[What to work on] Look for the string "mort" and copy every line that has it.

[Saved data entries]
┄┄┄┄┄┄┄┄┄┄

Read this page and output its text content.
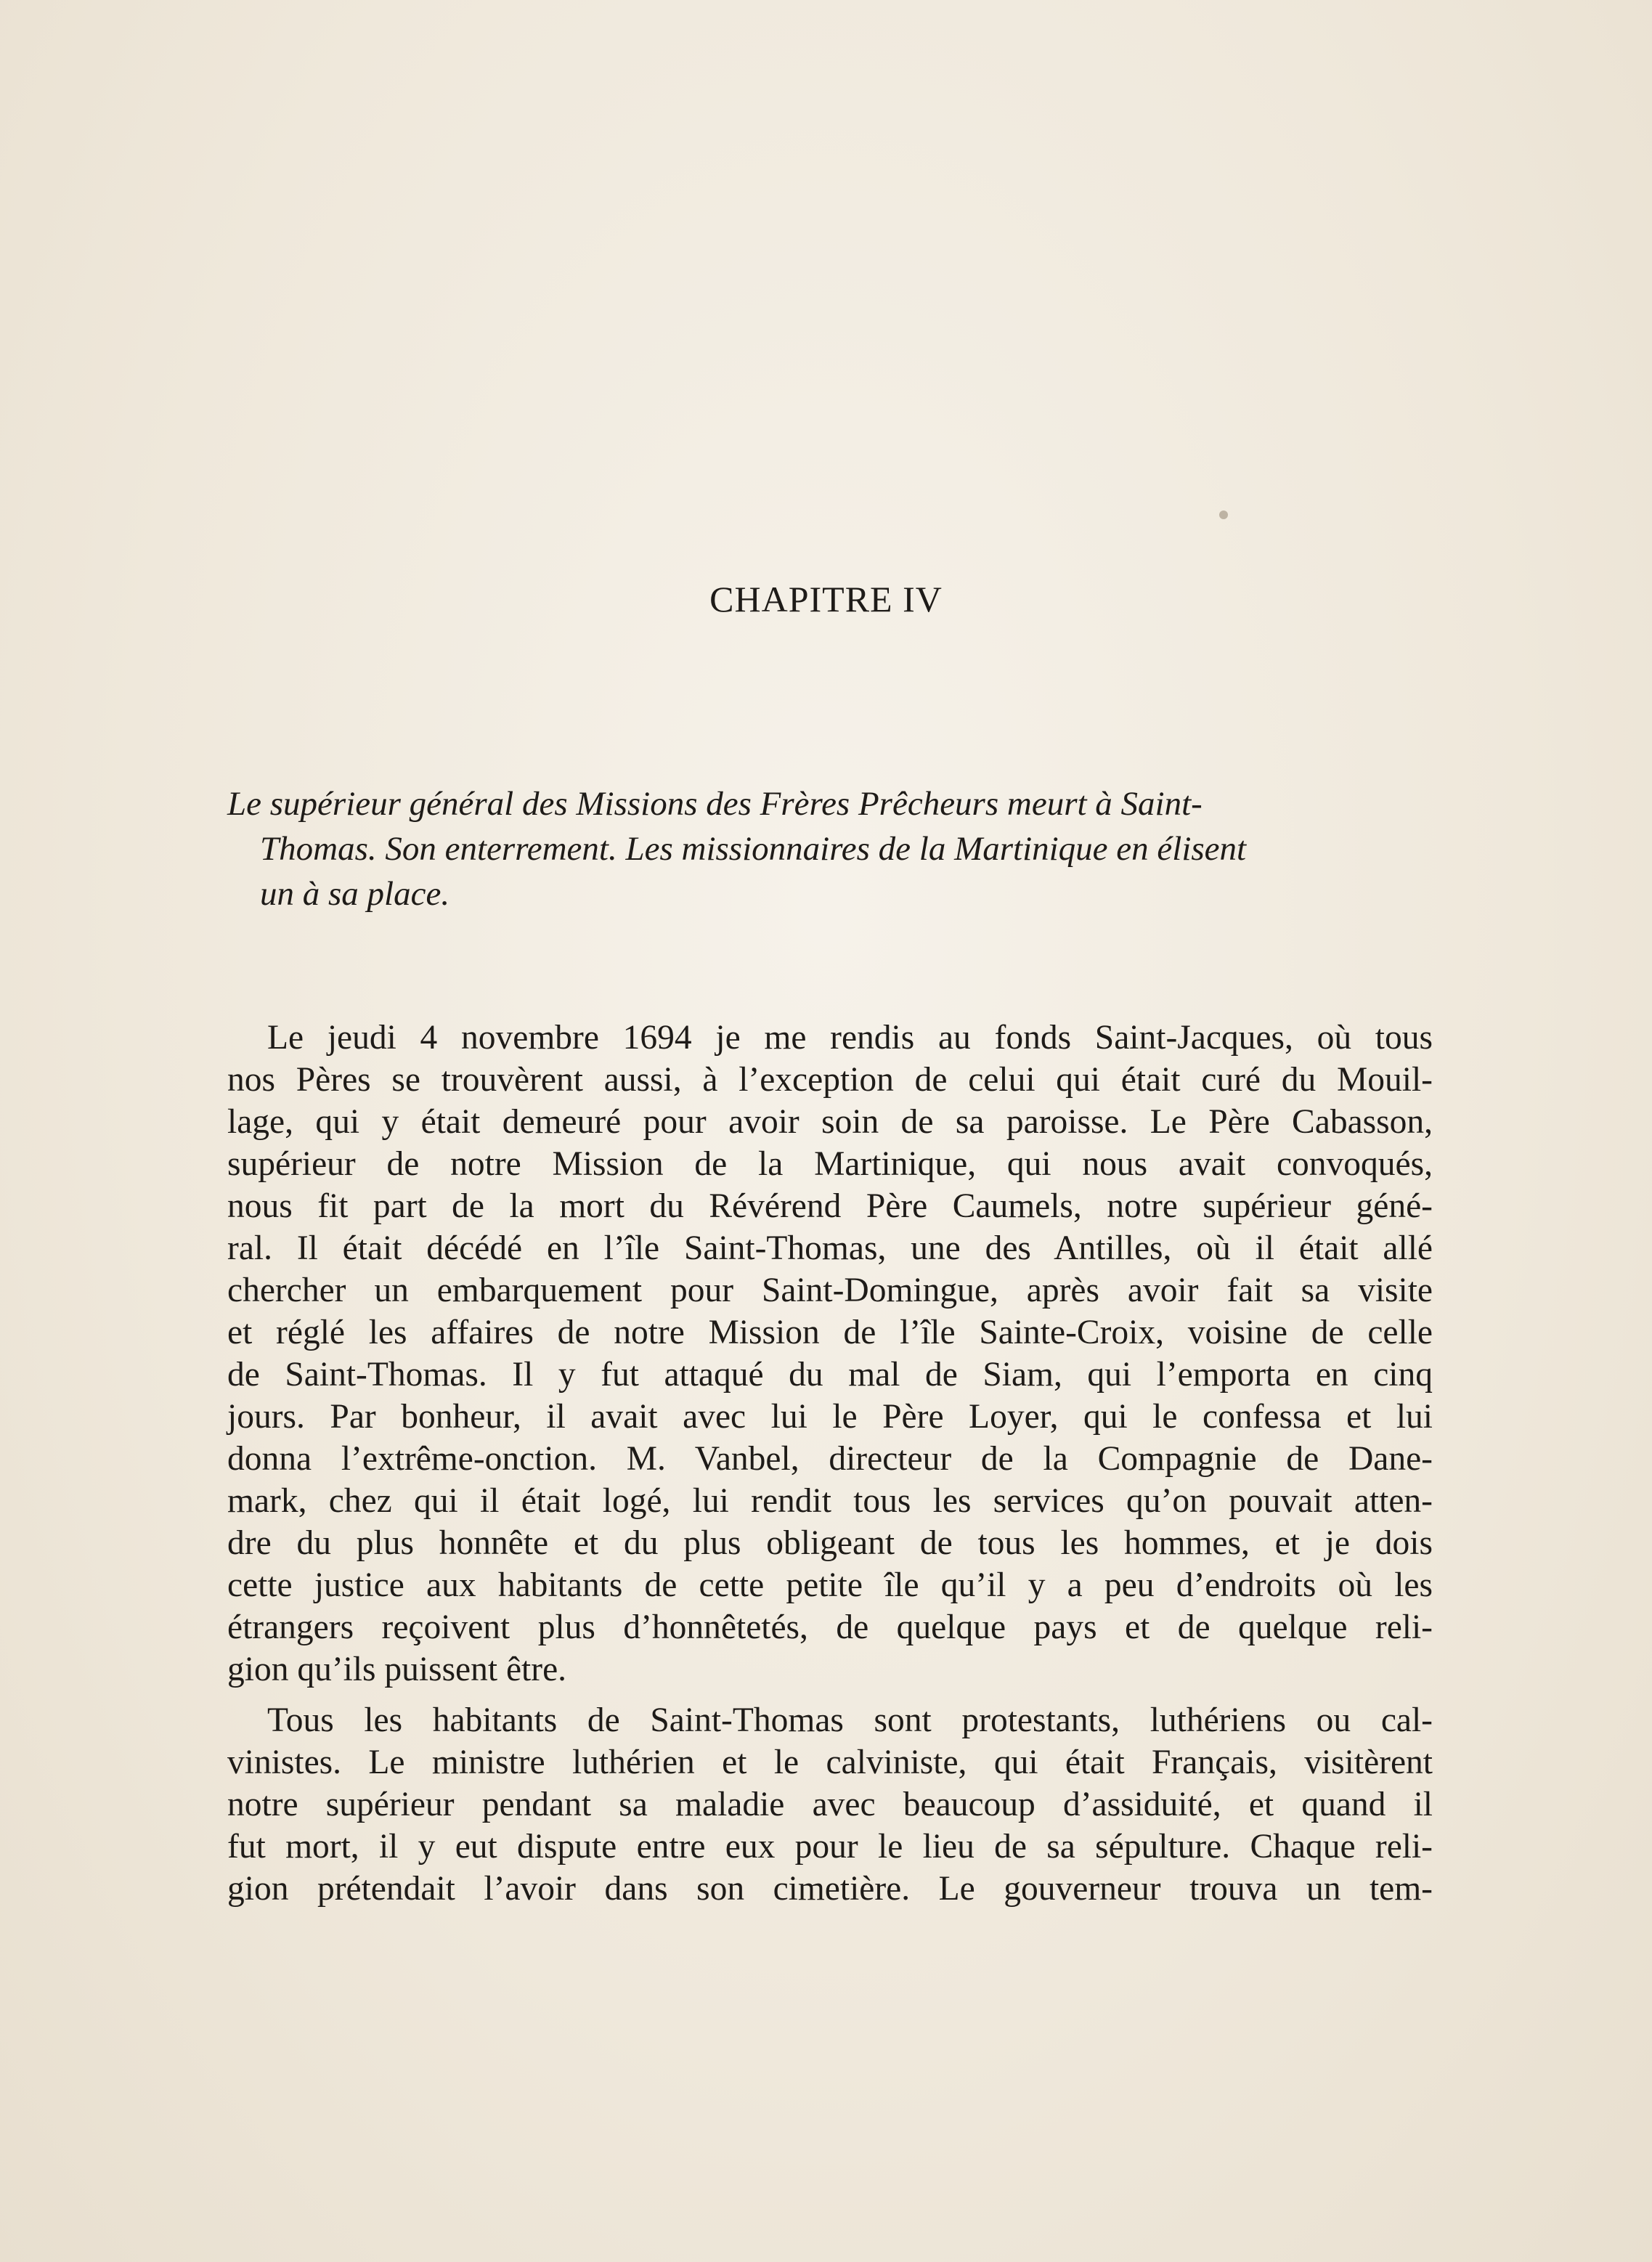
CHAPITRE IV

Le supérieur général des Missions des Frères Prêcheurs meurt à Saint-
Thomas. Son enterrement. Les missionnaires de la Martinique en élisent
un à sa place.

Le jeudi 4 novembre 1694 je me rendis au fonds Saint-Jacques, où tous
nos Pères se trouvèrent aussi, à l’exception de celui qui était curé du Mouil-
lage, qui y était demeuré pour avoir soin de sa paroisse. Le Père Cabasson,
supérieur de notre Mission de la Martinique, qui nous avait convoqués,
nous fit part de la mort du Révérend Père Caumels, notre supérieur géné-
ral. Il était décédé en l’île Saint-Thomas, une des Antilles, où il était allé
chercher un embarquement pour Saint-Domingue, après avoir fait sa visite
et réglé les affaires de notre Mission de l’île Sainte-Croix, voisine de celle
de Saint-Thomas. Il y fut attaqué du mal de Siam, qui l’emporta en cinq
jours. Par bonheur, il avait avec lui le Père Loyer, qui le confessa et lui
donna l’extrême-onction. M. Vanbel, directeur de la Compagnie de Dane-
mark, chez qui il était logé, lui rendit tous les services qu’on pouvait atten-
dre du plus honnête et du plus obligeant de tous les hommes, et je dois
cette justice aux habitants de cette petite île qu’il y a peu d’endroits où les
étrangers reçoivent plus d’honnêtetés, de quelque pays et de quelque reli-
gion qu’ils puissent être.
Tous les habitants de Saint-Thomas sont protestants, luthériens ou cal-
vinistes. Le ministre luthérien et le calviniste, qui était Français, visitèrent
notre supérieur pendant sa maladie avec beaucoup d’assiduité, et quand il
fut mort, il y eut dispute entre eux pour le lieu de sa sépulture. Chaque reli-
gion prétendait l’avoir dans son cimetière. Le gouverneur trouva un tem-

┄┄┄┄┄┄┄┄┄┄

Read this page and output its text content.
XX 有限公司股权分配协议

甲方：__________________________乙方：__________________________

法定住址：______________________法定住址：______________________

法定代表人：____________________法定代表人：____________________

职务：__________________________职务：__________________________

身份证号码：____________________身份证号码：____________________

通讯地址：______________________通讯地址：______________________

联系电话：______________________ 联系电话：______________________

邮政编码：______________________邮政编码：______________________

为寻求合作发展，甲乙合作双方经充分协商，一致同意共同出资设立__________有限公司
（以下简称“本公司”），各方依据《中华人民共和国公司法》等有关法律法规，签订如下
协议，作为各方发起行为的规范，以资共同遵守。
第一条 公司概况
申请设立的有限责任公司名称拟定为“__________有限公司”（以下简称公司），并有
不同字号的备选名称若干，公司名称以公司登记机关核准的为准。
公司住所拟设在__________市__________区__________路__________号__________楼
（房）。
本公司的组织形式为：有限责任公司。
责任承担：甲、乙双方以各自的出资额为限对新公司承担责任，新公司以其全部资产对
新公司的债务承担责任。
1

┄┄┄┄┄┄┄┄┄┄

[Solution for this problem]
nous fit part de la mort du Révérend Père Caumels, notre supérieur géné-
fut mort, il y eut dispute entre eux pour le lieu de sa sépulture. Chaque reli-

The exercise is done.